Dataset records

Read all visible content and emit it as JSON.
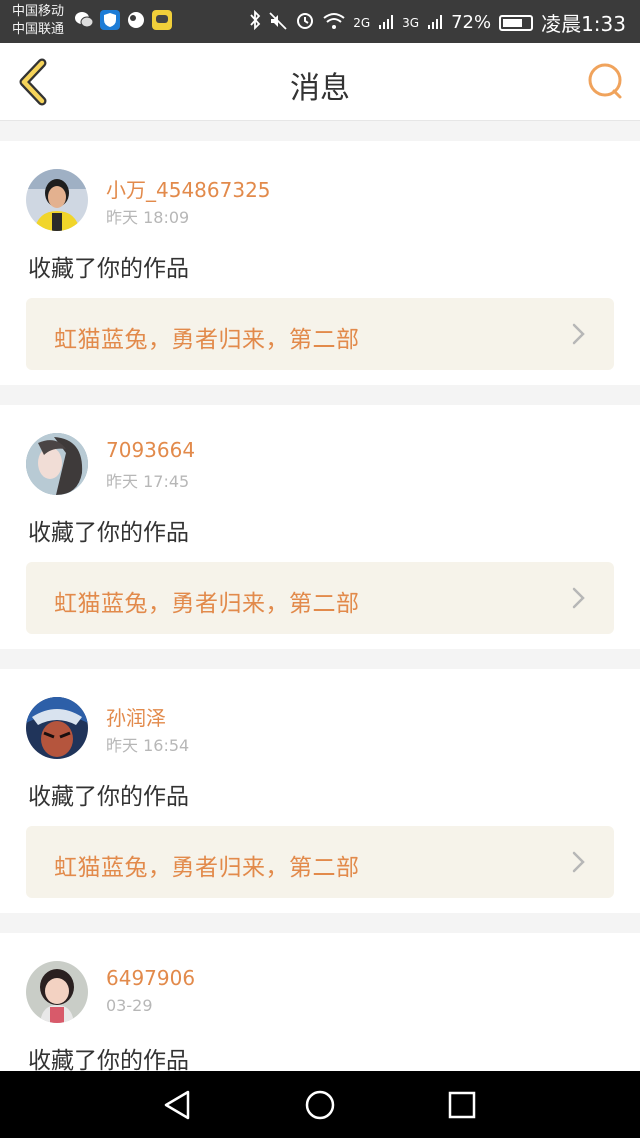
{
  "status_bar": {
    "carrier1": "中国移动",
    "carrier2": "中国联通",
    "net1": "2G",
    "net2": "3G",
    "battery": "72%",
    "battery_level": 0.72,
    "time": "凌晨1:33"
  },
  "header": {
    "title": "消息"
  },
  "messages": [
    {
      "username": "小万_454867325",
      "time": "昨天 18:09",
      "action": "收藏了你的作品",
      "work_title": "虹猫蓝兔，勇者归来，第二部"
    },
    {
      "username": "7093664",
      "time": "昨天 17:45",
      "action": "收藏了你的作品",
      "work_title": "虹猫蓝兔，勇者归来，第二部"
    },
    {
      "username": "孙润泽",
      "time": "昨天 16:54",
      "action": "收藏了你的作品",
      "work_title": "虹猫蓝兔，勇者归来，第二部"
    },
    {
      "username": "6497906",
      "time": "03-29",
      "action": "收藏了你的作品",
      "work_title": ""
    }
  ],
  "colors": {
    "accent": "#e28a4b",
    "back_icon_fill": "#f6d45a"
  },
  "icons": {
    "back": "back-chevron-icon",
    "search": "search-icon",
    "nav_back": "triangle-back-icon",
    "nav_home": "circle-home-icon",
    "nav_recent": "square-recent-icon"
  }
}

---

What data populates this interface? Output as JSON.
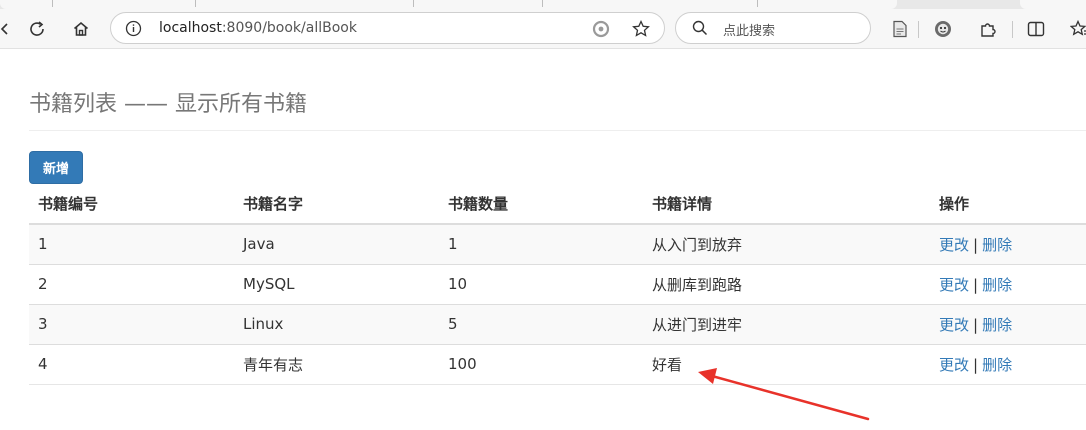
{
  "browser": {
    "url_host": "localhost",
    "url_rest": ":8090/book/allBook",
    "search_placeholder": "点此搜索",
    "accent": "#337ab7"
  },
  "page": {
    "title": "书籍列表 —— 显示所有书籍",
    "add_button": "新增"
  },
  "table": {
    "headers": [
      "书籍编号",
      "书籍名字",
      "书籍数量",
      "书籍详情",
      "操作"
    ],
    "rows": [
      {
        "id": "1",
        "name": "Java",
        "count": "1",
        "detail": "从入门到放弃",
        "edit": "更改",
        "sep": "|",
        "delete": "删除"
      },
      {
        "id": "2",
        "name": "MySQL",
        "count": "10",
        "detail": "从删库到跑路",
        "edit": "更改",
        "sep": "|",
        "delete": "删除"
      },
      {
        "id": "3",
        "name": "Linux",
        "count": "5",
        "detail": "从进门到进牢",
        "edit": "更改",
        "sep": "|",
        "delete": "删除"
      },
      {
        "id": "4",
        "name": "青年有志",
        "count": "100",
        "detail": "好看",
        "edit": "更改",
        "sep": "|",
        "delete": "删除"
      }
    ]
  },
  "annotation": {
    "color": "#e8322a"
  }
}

**Given problem**
Look through the material above. Copy each line where the word "username" appears.

**Exercise output**
      "username": "小万_454867325",
      "username": "7093664",
      "username": "孙润泽",
      "username": "6497906",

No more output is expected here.